[Records]
────────────────
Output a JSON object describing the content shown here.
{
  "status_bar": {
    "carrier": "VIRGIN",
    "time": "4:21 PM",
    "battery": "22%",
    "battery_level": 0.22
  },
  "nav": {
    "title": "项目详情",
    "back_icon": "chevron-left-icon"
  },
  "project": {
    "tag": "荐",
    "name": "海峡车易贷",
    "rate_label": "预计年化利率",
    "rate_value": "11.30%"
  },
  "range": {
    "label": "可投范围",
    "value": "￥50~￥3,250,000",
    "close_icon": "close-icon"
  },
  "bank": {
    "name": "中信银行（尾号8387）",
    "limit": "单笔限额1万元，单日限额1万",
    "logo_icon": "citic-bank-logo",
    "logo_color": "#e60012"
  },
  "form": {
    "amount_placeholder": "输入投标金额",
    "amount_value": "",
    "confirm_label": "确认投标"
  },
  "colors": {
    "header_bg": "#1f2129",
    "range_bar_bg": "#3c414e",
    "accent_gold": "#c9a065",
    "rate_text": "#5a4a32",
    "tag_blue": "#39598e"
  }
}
────────────────
*Instructions for the task:*
Each line of the listing should be echoed back exactly.

*The output:*
Output a JSON object describing the content shown here.
{
  "status_bar": {
    "carrier": "VIRGIN",
    "time": "4:21 PM",
    "battery": "22%",
    "battery_level": 0.22
  },
  "nav": {
    "title": "项目详情",
    "back_icon": "chevron-left-icon"
  },
  "project": {
    "tag": "荐",
    "name": "海峡车易贷",
    "rate_label": "预计年化利率",
    "rate_value": "11.30%"
  },
  "range": {
    "label": "可投范围",
    "value": "￥50~￥3,250,000",
    "close_icon": "close-icon"
  },
  "bank": {
    "name": "中信银行（尾号8387）",
    "limit": "单笔限额1万元，单日限额1万",
    "logo_icon": "citic-bank-logo",
    "logo_color": "#e60012"
  },
  "form": {
    "amount_placeholder": "输入投标金额",
    "amount_value": "",
    "confirm_label": "确认投标"
  },
  "colors": {
    "header_bg": "#1f2129",
    "range_bar_bg": "#3c414e",
    "accent_gold": "#c9a065",
    "rate_text": "#5a4a32",
    "tag_blue": "#39598e"
  }
}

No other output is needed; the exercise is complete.